-- START --

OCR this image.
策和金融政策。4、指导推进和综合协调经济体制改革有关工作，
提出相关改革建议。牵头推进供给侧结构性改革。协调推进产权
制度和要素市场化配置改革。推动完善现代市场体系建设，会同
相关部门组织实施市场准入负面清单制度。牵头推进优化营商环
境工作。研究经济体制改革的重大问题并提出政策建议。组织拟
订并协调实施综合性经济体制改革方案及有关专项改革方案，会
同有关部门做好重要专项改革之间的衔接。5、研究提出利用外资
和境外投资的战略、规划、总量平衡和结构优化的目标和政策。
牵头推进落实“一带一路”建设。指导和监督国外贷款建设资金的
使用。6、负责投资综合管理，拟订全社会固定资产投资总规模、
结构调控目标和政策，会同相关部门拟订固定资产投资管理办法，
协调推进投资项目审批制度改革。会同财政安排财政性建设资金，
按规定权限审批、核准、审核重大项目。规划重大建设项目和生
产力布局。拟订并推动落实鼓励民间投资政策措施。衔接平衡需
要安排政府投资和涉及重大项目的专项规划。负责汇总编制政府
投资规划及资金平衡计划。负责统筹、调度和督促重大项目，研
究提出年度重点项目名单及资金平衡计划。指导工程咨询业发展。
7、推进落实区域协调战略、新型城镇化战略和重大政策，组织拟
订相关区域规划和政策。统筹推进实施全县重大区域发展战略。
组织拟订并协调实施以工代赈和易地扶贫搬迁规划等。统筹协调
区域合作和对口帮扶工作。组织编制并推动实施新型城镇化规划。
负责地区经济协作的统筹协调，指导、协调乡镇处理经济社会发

-- END --

__Task goal__. Every line above needs to be retyped exactly.

__Result__.
OCR this image.
策和金融政策。4、指导推进和综合协调经济体制改革有关工作，
提出相关改革建议。牵头推进供给侧结构性改革。协调推进产权
制度和要素市场化配置改革。推动完善现代市场体系建设，会同
相关部门组织实施市场准入负面清单制度。牵头推进优化营商环
境工作。研究经济体制改革的重大问题并提出政策建议。组织拟
订并协调实施综合性经济体制改革方案及有关专项改革方案，会
同有关部门做好重要专项改革之间的衔接。5、研究提出利用外资
和境外投资的战略、规划、总量平衡和结构优化的目标和政策。
牵头推进落实“一带一路”建设。指导和监督国外贷款建设资金的
使用。6、负责投资综合管理，拟订全社会固定资产投资总规模、
结构调控目标和政策，会同相关部门拟订固定资产投资管理办法，
协调推进投资项目审批制度改革。会同财政安排财政性建设资金，
按规定权限审批、核准、审核重大项目。规划重大建设项目和生
产力布局。拟订并推动落实鼓励民间投资政策措施。衔接平衡需
要安排政府投资和涉及重大项目的专项规划。负责汇总编制政府
投资规划及资金平衡计划。负责统筹、调度和督促重大项目，研
究提出年度重点项目名单及资金平衡计划。指导工程咨询业发展。
7、推进落实区域协调战略、新型城镇化战略和重大政策，组织拟
订相关区域规划和政策。统筹推进实施全县重大区域发展战略。
组织拟订并协调实施以工代赈和易地扶贫搬迁规划等。统筹协调
区域合作和对口帮扶工作。组织编制并推动实施新型城镇化规划。
负责地区经济协作的统筹协调，指导、协调乡镇处理经济社会发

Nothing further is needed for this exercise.